| WHAT THE TASK REQUIRES |
Copy out each line exactly; pictures stay out of the copy.

##############################

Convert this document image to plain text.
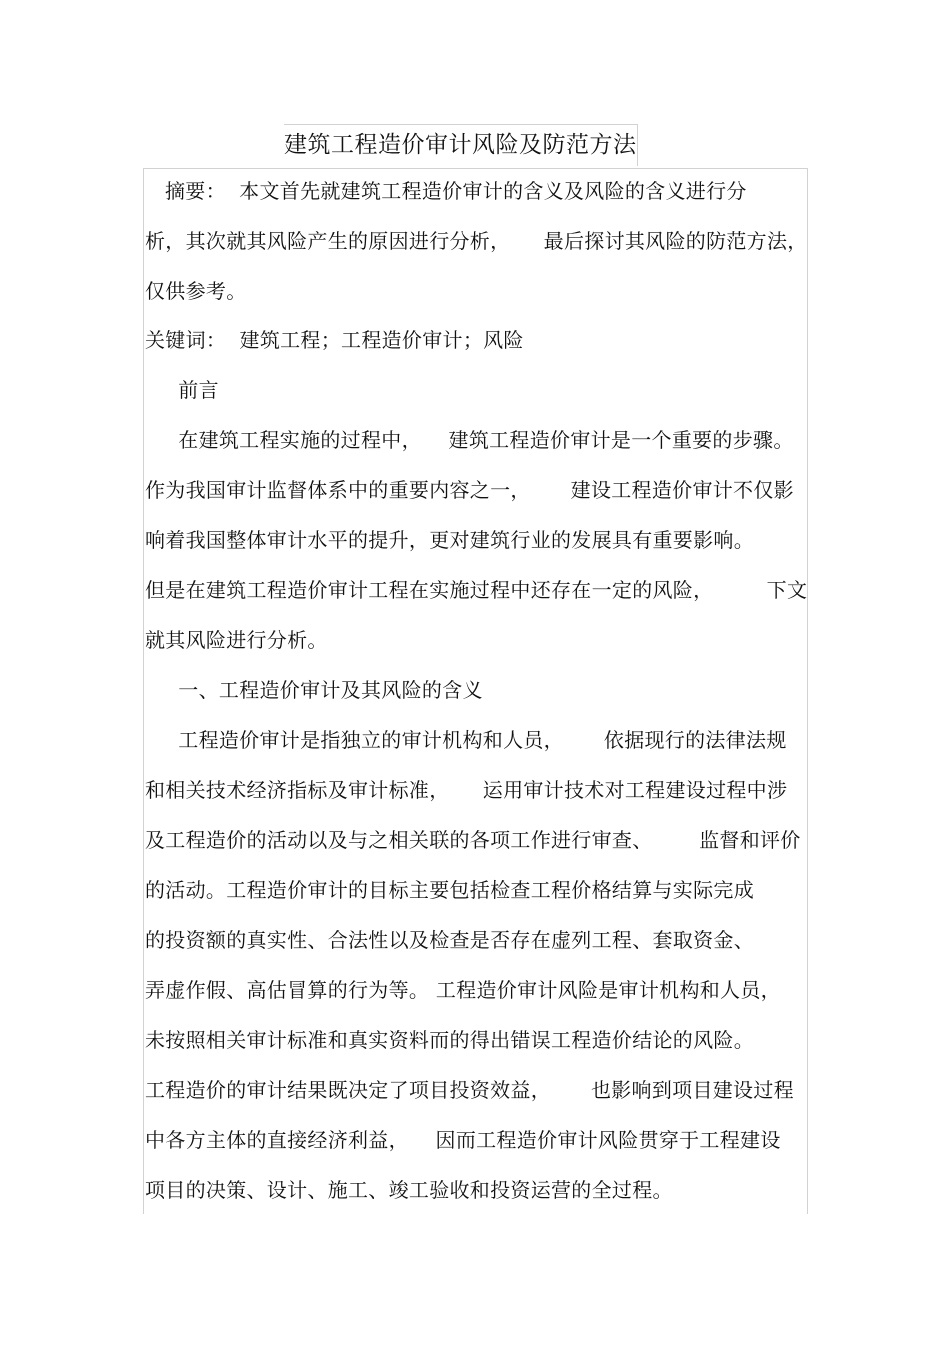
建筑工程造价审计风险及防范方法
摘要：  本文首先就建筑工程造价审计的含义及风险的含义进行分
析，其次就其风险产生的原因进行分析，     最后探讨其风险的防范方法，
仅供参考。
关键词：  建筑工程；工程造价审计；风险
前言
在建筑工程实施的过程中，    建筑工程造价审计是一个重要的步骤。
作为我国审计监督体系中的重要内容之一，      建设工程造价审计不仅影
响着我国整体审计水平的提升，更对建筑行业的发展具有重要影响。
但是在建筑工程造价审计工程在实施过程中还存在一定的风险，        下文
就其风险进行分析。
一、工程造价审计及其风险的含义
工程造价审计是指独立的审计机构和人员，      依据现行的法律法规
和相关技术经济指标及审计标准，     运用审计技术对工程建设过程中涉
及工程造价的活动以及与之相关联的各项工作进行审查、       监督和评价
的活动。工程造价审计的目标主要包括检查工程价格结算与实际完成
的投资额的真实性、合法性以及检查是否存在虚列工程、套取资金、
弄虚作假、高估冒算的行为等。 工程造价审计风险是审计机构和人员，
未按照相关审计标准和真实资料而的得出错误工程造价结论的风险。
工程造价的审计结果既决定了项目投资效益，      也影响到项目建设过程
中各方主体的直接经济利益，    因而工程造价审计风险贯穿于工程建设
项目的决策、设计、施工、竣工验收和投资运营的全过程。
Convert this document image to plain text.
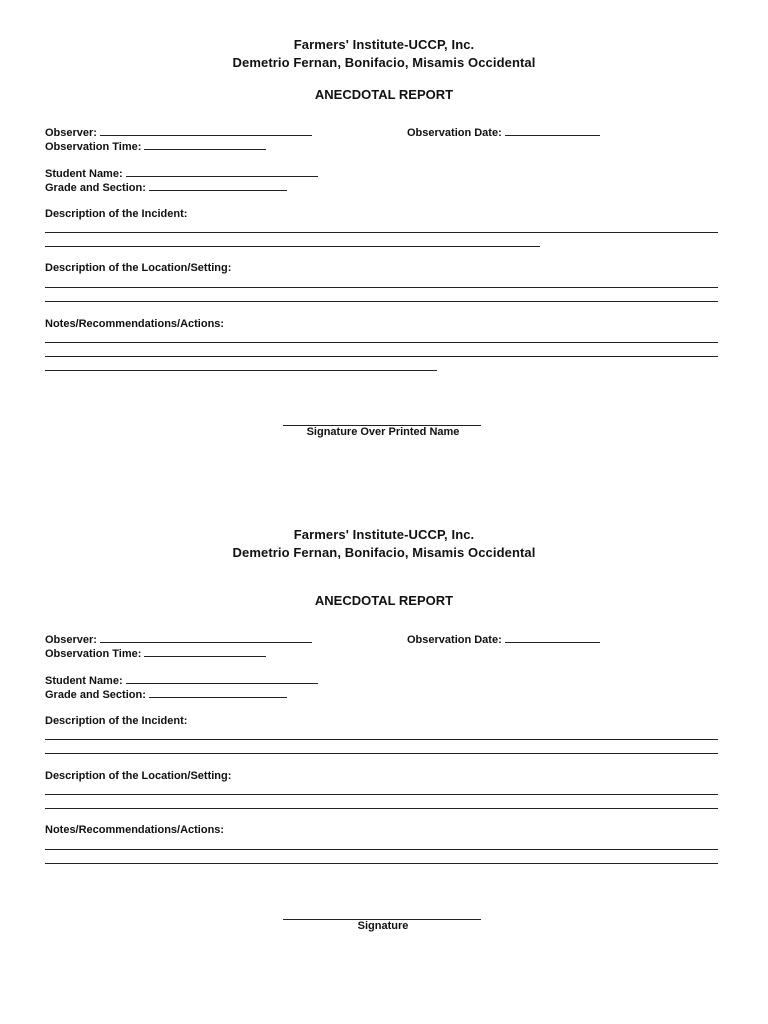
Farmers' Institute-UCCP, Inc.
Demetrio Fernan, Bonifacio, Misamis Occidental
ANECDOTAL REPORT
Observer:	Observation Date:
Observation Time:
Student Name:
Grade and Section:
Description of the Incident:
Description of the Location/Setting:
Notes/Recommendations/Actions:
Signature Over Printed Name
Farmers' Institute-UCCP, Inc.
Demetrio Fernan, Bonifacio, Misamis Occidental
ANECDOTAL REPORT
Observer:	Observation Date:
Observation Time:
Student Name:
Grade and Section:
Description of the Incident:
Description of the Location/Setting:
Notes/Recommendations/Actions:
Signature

##############################

| FULL ANSWER |
Convert this document image to plain text.
建筑工程造价审计风险及防范方法
摘要：  本文首先就建筑工程造价审计的含义及风险的含义进行分
析，其次就其风险产生的原因进行分析，     最后探讨其风险的防范方法，
仅供参考。
关键词：  建筑工程；工程造价审计；风险
前言
在建筑工程实施的过程中，    建筑工程造价审计是一个重要的步骤。
作为我国审计监督体系中的重要内容之一，      建设工程造价审计不仅影
响着我国整体审计水平的提升，更对建筑行业的发展具有重要影响。
但是在建筑工程造价审计工程在实施过程中还存在一定的风险，        下文
就其风险进行分析。
一、工程造价审计及其风险的含义
工程造价审计是指独立的审计机构和人员，      依据现行的法律法规
和相关技术经济指标及审计标准，     运用审计技术对工程建设过程中涉
及工程造价的活动以及与之相关联的各项工作进行审查、       监督和评价
的活动。工程造价审计的目标主要包括检查工程价格结算与实际完成
的投资额的真实性、合法性以及检查是否存在虚列工程、套取资金、
弄虚作假、高估冒算的行为等。 工程造价审计风险是审计机构和人员，
未按照相关审计标准和真实资料而的得出错误工程造价结论的风险。
工程造价的审计结果既决定了项目投资效益，      也影响到项目建设过程
中各方主体的直接经济利益，    因而工程造价审计风险贯穿于工程建设
项目的决策、设计、施工、竣工验收和投资运营的全过程。
Convert this document image to plain text.
Farmers' Institute-UCCP, Inc.
Demetrio Fernan, Bonifacio, Misamis Occidental
ANECDOTAL REPORT
Observer:	Observation Date:
Observation Time:
Student Name:
Grade and Section:
Description of the Incident:
Description of the Location/Setting:
Notes/Recommendations/Actions:
Signature Over Printed Name
Farmers' Institute-UCCP, Inc.
Demetrio Fernan, Bonifacio, Misamis Occidental
ANECDOTAL REPORT
Observer:	Observation Date:
Observation Time:
Student Name:
Grade and Section:
Description of the Incident:
Description of the Location/Setting:
Notes/Recommendations/Actions:
Signature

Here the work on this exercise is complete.